- Request: Go through the material below and report how many lines contain "закінчення". Give only the number.

··· Entries shown

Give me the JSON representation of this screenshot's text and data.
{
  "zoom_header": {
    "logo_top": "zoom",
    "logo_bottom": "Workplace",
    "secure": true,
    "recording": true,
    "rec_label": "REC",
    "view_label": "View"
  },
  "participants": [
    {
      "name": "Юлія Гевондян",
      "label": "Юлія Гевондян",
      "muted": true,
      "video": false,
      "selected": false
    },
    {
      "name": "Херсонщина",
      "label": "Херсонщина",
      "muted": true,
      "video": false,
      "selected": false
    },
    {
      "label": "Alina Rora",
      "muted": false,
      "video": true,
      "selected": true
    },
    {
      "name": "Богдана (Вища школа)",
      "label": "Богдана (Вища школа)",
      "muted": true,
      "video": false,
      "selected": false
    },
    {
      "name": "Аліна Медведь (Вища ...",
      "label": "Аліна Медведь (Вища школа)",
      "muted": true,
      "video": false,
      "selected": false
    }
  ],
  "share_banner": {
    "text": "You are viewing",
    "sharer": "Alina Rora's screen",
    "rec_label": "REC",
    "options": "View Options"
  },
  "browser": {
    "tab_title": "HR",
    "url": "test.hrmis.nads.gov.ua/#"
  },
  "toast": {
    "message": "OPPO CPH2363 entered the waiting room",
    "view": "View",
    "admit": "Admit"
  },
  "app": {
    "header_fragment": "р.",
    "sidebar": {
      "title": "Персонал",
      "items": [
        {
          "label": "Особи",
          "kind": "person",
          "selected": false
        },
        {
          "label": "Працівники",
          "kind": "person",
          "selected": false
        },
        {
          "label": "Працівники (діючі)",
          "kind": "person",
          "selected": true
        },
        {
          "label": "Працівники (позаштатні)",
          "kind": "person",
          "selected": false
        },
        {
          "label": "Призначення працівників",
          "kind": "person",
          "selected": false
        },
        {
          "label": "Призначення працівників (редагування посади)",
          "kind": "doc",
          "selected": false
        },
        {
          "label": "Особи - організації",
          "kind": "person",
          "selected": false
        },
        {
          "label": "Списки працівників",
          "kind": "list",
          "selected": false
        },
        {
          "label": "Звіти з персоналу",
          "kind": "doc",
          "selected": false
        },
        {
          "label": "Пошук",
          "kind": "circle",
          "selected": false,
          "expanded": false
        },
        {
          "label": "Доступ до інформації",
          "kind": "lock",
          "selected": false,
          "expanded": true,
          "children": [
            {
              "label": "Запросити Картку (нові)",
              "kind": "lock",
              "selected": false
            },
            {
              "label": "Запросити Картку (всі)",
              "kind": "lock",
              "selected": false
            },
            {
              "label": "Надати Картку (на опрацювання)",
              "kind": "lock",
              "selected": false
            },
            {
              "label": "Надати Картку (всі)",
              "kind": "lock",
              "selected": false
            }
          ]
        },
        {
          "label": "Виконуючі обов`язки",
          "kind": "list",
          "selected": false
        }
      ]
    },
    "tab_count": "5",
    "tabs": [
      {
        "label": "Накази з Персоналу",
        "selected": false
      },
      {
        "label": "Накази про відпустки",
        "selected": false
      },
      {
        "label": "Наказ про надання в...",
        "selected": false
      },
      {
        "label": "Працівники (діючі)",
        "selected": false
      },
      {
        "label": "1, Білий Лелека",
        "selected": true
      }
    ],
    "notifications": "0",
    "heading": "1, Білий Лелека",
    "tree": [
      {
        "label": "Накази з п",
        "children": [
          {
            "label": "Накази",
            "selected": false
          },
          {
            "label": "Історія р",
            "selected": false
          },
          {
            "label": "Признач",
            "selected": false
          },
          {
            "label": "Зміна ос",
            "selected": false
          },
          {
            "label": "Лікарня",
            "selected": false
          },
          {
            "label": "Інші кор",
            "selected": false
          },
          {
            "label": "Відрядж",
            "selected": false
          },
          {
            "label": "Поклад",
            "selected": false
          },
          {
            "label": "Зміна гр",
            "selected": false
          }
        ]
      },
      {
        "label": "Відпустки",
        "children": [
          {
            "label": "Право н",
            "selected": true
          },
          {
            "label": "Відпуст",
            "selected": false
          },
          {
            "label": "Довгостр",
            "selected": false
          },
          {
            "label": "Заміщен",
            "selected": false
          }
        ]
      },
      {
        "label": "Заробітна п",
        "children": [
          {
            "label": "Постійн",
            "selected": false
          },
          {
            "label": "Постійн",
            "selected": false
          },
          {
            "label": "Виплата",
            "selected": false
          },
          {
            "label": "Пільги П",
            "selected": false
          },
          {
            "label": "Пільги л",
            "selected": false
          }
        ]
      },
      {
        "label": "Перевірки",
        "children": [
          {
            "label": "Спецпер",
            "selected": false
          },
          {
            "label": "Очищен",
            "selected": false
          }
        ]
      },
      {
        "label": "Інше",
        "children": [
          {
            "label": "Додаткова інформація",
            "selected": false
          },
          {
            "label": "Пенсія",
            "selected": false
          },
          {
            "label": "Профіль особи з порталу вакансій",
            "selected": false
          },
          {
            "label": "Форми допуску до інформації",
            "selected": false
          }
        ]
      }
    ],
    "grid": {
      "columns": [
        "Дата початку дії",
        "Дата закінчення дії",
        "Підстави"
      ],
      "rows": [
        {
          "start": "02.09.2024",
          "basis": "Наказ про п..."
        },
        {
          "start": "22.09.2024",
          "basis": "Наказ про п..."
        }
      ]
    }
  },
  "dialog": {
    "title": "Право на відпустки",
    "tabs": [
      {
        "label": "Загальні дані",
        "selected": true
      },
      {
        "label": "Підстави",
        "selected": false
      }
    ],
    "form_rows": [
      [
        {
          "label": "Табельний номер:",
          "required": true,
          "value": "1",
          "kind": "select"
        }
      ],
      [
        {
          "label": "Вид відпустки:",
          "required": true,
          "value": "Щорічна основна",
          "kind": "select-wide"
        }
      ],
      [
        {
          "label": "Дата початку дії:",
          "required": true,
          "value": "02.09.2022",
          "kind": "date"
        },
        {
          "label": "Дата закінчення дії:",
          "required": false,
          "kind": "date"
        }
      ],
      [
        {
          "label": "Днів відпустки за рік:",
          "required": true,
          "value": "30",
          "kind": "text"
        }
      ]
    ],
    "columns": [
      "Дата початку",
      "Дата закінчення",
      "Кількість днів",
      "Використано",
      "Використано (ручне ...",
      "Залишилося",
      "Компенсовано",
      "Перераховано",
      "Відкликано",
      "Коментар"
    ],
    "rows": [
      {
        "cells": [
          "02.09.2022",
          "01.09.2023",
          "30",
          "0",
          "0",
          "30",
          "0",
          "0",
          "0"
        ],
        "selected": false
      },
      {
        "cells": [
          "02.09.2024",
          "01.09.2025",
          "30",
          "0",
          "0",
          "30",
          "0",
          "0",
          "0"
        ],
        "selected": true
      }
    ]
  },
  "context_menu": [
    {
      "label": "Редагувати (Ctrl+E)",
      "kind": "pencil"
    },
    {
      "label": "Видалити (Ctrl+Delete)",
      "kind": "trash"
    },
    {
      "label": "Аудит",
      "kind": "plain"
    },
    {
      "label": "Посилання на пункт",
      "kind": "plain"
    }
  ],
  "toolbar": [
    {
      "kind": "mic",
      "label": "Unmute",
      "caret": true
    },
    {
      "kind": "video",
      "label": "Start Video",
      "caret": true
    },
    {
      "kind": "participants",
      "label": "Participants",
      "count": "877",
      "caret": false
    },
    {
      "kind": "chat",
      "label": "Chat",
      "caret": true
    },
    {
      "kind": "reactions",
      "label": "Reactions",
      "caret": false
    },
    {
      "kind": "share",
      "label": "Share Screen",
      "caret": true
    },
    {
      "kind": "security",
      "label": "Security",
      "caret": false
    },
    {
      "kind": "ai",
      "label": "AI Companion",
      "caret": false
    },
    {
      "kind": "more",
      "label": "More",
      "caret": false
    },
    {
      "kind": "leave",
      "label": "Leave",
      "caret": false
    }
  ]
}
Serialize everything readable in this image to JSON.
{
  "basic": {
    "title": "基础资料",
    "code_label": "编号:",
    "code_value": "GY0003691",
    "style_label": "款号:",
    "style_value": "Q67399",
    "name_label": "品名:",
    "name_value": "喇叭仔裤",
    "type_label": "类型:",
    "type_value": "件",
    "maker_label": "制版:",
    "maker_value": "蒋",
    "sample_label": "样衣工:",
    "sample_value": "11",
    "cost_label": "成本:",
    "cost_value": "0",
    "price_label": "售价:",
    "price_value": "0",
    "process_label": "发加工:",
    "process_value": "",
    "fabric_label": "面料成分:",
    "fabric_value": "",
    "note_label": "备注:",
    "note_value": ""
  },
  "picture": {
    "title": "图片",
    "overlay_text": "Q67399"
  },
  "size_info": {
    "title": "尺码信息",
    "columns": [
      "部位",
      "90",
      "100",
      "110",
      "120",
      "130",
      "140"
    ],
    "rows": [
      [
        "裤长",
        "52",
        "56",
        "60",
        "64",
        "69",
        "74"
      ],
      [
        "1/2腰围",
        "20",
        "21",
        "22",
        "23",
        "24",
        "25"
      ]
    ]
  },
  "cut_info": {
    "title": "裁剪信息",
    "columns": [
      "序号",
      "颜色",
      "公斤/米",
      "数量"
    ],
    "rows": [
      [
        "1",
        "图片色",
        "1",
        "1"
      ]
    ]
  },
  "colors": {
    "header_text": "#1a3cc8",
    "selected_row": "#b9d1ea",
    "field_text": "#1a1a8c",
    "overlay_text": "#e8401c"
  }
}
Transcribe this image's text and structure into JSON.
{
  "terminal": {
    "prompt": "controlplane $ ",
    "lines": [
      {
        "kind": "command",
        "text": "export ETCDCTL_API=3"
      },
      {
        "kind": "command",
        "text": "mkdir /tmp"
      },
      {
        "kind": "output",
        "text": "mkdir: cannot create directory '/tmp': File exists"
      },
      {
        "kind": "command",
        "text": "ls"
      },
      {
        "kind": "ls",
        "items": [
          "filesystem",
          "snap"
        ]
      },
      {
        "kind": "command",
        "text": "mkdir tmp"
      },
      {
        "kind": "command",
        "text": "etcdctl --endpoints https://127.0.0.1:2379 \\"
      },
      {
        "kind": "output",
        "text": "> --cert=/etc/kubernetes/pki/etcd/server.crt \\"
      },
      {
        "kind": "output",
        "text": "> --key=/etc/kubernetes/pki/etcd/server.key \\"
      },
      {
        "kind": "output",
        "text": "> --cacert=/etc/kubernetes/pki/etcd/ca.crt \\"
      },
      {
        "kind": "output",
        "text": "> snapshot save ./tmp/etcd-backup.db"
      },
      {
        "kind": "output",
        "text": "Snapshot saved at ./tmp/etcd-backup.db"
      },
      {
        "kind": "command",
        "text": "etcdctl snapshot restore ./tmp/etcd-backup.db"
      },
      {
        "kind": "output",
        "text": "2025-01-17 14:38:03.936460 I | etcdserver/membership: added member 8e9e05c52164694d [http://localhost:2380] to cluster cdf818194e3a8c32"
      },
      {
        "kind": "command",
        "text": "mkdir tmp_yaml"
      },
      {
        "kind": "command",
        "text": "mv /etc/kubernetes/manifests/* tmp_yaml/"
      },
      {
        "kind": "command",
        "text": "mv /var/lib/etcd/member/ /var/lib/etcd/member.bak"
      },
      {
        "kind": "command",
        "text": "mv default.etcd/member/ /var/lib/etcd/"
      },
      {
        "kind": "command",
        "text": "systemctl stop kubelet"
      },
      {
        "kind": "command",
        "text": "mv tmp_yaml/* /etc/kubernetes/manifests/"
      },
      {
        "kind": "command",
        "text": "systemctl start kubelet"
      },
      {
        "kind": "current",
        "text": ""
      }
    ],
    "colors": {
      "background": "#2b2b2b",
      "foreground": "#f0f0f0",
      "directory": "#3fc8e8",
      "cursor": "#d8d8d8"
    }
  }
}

······

- Exercise output: 3